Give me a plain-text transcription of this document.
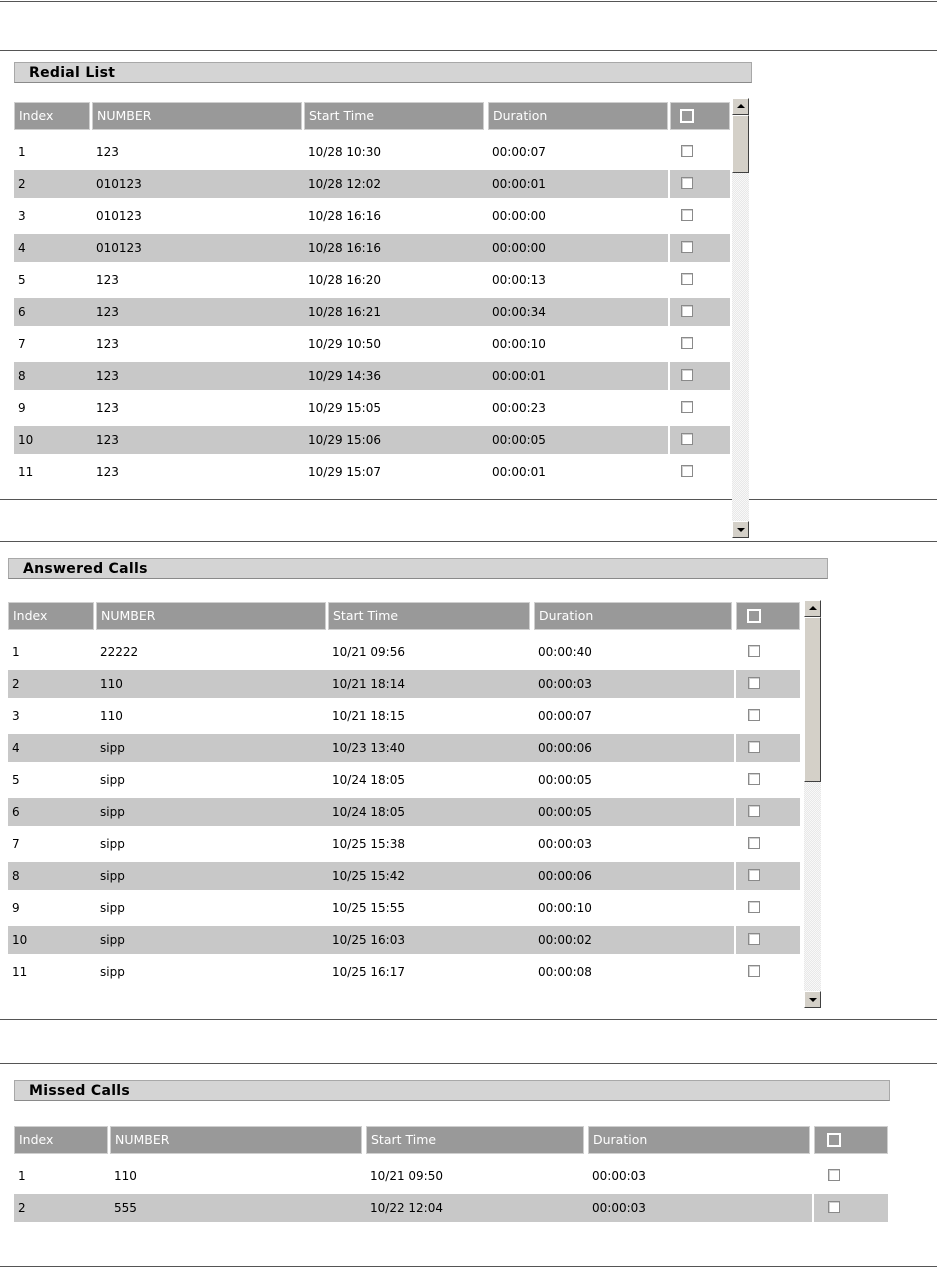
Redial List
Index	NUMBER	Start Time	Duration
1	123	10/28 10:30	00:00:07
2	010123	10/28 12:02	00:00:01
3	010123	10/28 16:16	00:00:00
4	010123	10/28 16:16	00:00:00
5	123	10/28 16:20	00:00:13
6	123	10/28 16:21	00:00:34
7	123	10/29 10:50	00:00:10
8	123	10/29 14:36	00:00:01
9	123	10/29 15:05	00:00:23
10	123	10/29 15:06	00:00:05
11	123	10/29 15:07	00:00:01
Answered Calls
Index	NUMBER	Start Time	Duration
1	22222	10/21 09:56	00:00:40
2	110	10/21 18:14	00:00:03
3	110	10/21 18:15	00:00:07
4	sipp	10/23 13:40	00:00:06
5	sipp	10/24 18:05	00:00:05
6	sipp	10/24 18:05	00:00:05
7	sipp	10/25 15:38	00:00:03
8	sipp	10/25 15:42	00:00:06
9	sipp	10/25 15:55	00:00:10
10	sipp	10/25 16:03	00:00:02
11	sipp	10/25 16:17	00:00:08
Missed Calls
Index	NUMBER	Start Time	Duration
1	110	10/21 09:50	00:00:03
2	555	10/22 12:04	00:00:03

= SET EXERCISE =
Gather each line from the entries above that includes the word "sipp".

= EXPECTED ANSWER =
4	sipp	10/23 13:40	00:00:06
5	sipp	10/24 18:05	00:00:05
6	sipp	10/24 18:05	00:00:05
7	sipp	10/25 15:38	00:00:03
8	sipp	10/25 15:42	00:00:06
9	sipp	10/25 15:55	00:00:10
10	sipp	10/25 16:03	00:00:02
11	sipp	10/25 16:17	00:00:08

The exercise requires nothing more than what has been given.